(Data items)
• • • • •
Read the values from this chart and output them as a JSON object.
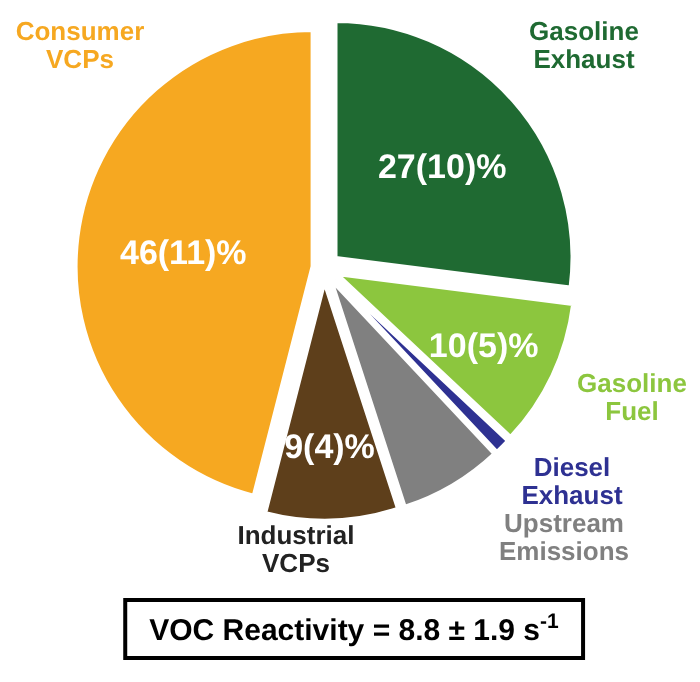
{
  "chart_data": {
    "type": "pie",
    "categories": [
      "Gasoline Exhaust",
      "Gasoline Fuel",
      "Diesel Exhaust",
      "Upstream Emissions",
      "Industrial VCPs",
      "Consumer VCPs"
    ],
    "values": [
      27,
      10,
      1,
      7,
      9,
      46
    ],
    "value_labels": [
      "27(10)%",
      "10(5)%",
      null,
      null,
      "9(4)%",
      "46(11)%"
    ],
    "colors": [
      "#1f6a32",
      "#8cc63e",
      "#2e3192",
      "#808080",
      "#5e3f1b",
      "#f6a821"
    ],
    "annotations": [
      "VOC Reactivity = 8.8 ± 1.9 s$^{-1}$"
    ]
  }
}
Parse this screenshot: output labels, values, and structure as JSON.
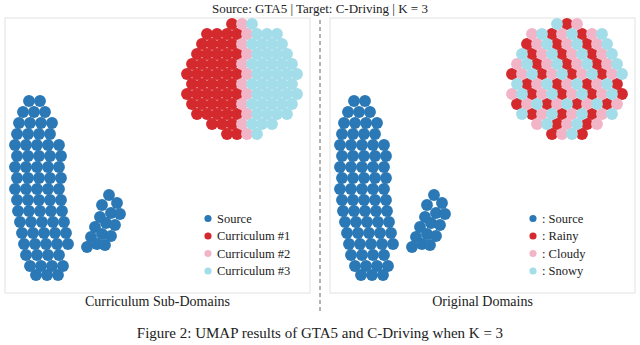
{
  "title": "Source: GTA5 | Target: C-Driving | K = 3",
  "caption": "Figure 2: UMAP results of GTA5 and C-Driving when K = 3",
  "chart_data": [
    {
      "type": "scatter",
      "title": "Curriculum Sub-Domains",
      "xlim": [
        0,
        305
      ],
      "ylim": [
        0,
        275
      ],
      "tick_labels": false,
      "legend": "lower right",
      "marker": "circle",
      "series": [
        {
          "name": "Source",
          "color": "#2a78b5",
          "x": [
            24,
            35,
            18,
            29,
            40,
            14,
            25,
            36,
            47,
            12,
            23,
            34,
            45,
            10,
            21,
            32,
            43,
            54,
            12,
            23,
            34,
            45,
            56,
            10,
            21,
            32,
            43,
            54,
            12,
            23,
            34,
            45,
            56,
            10,
            21,
            32,
            43,
            54,
            12,
            23,
            34,
            45,
            56,
            13,
            24,
            35,
            46,
            57,
            15,
            26,
            37,
            48,
            59,
            17,
            28,
            39,
            50,
            61,
            19,
            30,
            41,
            52,
            63,
            21,
            32,
            43,
            54,
            25,
            36,
            47,
            58,
            31,
            42,
            53,
            104,
            112,
            97,
            106,
            115,
            95,
            101,
            110,
            90,
            97,
            106,
            86,
            92,
            82,
            100
          ],
          "y": [
            192,
            192,
            181,
            181,
            181,
            170,
            170,
            170,
            170,
            159,
            159,
            159,
            159,
            148,
            148,
            148,
            148,
            148,
            137,
            137,
            137,
            137,
            137,
            126,
            126,
            126,
            126,
            126,
            115,
            115,
            115,
            115,
            115,
            104,
            104,
            104,
            104,
            104,
            93,
            93,
            93,
            93,
            93,
            82,
            82,
            82,
            82,
            82,
            71,
            71,
            71,
            71,
            71,
            60,
            60,
            60,
            60,
            60,
            49,
            49,
            49,
            49,
            49,
            38,
            38,
            38,
            38,
            27,
            27,
            27,
            27,
            18,
            18,
            18,
            98,
            90,
            88,
            80,
            79,
            76,
            70,
            68,
            66,
            59,
            57,
            56,
            49,
            46,
            48
          ]
        },
        {
          "name": "Curriculum #1",
          "color": "#d42a2e",
          "x": [
            222,
            232,
            207,
            217,
            227,
            192,
            202,
            212,
            222,
            232,
            187,
            197,
            207,
            217,
            227,
            182,
            192,
            202,
            212,
            222,
            232,
            187,
            197,
            207,
            217,
            227,
            182,
            192,
            202,
            212,
            222,
            232,
            187,
            197,
            207,
            217,
            227,
            192,
            202,
            212,
            222,
            232,
            197,
            207,
            217,
            227,
            202,
            212,
            222,
            232,
            227
          ],
          "y": [
            159,
            159,
            169,
            169,
            169,
            179,
            179,
            179,
            179,
            179,
            189,
            189,
            189,
            189,
            189,
            199,
            199,
            199,
            199,
            199,
            199,
            209,
            209,
            209,
            209,
            209,
            219,
            219,
            219,
            219,
            219,
            219,
            229,
            229,
            229,
            229,
            229,
            239,
            239,
            239,
            239,
            239,
            249,
            249,
            249,
            249,
            259,
            259,
            259,
            259,
            269
          ]
        },
        {
          "name": "Curriculum #2",
          "color": "#f2b5c8",
          "x": [
            242,
            237,
            242,
            237,
            242,
            237,
            242,
            237,
            242,
            237,
            242,
            237
          ],
          "y": [
            159,
            169,
            179,
            189,
            199,
            209,
            219,
            229,
            239,
            249,
            259,
            269
          ]
        },
        {
          "name": "Curriculum #3",
          "color": "#a3dde9",
          "x": [
            252,
            247,
            257,
            267,
            252,
            262,
            272,
            282,
            247,
            257,
            267,
            277,
            287,
            252,
            262,
            272,
            282,
            292,
            247,
            257,
            267,
            277,
            287,
            252,
            262,
            272,
            282,
            292,
            247,
            257,
            267,
            277,
            287,
            252,
            262,
            272,
            282,
            247,
            257,
            267,
            277,
            252,
            262,
            272,
            247
          ],
          "y": [
            159,
            169,
            169,
            169,
            179,
            179,
            179,
            179,
            189,
            189,
            189,
            189,
            189,
            199,
            199,
            199,
            199,
            199,
            209,
            209,
            209,
            209,
            209,
            219,
            219,
            219,
            219,
            219,
            229,
            229,
            229,
            229,
            229,
            239,
            239,
            239,
            239,
            249,
            249,
            249,
            249,
            259,
            259,
            259,
            269
          ]
        }
      ]
    },
    {
      "type": "scatter",
      "title": "Original Domains",
      "xlim": [
        0,
        305
      ],
      "ylim": [
        0,
        275
      ],
      "tick_labels": false,
      "legend": "lower right",
      "marker": "circle",
      "series": [
        {
          "name": ": Source",
          "color": "#2a78b5",
          "x": [
            24,
            35,
            18,
            29,
            40,
            14,
            25,
            36,
            47,
            12,
            23,
            34,
            45,
            10,
            21,
            32,
            43,
            54,
            12,
            23,
            34,
            45,
            56,
            10,
            21,
            32,
            43,
            54,
            12,
            23,
            34,
            45,
            56,
            10,
            21,
            32,
            43,
            54,
            12,
            23,
            34,
            45,
            56,
            13,
            24,
            35,
            46,
            57,
            15,
            26,
            37,
            48,
            59,
            17,
            28,
            39,
            50,
            61,
            19,
            30,
            41,
            52,
            63,
            21,
            32,
            43,
            54,
            25,
            36,
            47,
            58,
            31,
            42,
            53,
            104,
            112,
            97,
            106,
            115,
            95,
            101,
            110,
            90,
            97,
            106,
            86,
            92,
            82,
            100
          ],
          "y": [
            192,
            192,
            181,
            181,
            181,
            170,
            170,
            170,
            170,
            159,
            159,
            159,
            159,
            148,
            148,
            148,
            148,
            148,
            137,
            137,
            137,
            137,
            137,
            126,
            126,
            126,
            126,
            126,
            115,
            115,
            115,
            115,
            115,
            104,
            104,
            104,
            104,
            104,
            93,
            93,
            93,
            93,
            93,
            82,
            82,
            82,
            82,
            82,
            71,
            71,
            71,
            71,
            71,
            60,
            60,
            60,
            60,
            60,
            49,
            49,
            49,
            49,
            49,
            38,
            38,
            38,
            38,
            27,
            27,
            27,
            27,
            18,
            18,
            18,
            98,
            90,
            88,
            80,
            79,
            76,
            70,
            68,
            66,
            59,
            57,
            56,
            49,
            46,
            48
          ]
        },
        {
          "name": ": Rainy",
          "color": "#d42a2e",
          "x": [
            222,
            252,
            227,
            257,
            202,
            232,
            262,
            187,
            217,
            247,
            277,
            202,
            232,
            262,
            292,
            197,
            227,
            257,
            287,
            182,
            212,
            242,
            272,
            207,
            237,
            267,
            202,
            232,
            262,
            197,
            227,
            257,
            222,
            252,
            237
          ],
          "y": [
            159,
            159,
            169,
            169,
            179,
            179,
            179,
            189,
            189,
            189,
            189,
            199,
            199,
            199,
            199,
            209,
            209,
            209,
            209,
            219,
            219,
            219,
            219,
            229,
            229,
            229,
            239,
            239,
            239,
            249,
            249,
            249,
            259,
            259,
            269
          ]
        },
        {
          "name": ": Cloudy",
          "color": "#f2b5c8",
          "x": [
            232,
            207,
            237,
            267,
            212,
            242,
            272,
            197,
            227,
            257,
            287,
            182,
            212,
            242,
            272,
            207,
            237,
            267,
            192,
            222,
            252,
            282,
            187,
            217,
            247,
            277,
            212,
            242,
            272,
            207,
            237,
            267,
            202,
            232,
            262,
            247
          ],
          "y": [
            159,
            169,
            169,
            169,
            179,
            179,
            179,
            189,
            189,
            189,
            189,
            199,
            199,
            199,
            199,
            209,
            209,
            209,
            219,
            219,
            219,
            219,
            229,
            229,
            229,
            229,
            239,
            239,
            239,
            249,
            249,
            249,
            259,
            259,
            259,
            269
          ]
        },
        {
          "name": ": Snowy",
          "color": "#a3dde9",
          "x": [
            242,
            217,
            247,
            192,
            222,
            252,
            282,
            207,
            237,
            267,
            192,
            222,
            252,
            282,
            187,
            217,
            247,
            277,
            202,
            232,
            262,
            292,
            197,
            227,
            257,
            287,
            192,
            222,
            252,
            282,
            217,
            247,
            277,
            212,
            242,
            272,
            227
          ],
          "y": [
            159,
            169,
            169,
            179,
            179,
            179,
            179,
            189,
            189,
            189,
            199,
            199,
            199,
            199,
            209,
            209,
            209,
            209,
            219,
            219,
            219,
            219,
            229,
            229,
            229,
            229,
            239,
            239,
            239,
            239,
            249,
            249,
            249,
            259,
            259,
            259,
            269
          ]
        }
      ]
    }
  ]
}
• • • • •
> _WORK TO COMPLETE_
In the entries above, find each line with the string "Driving" and copy it.

> _TASK ANSWER_
  "title": "Source: GTA5 | Target: C-Driving | K = 3",
  "caption": "Figure 2: UMAP results of GTA5 and C-Driving when K = 3",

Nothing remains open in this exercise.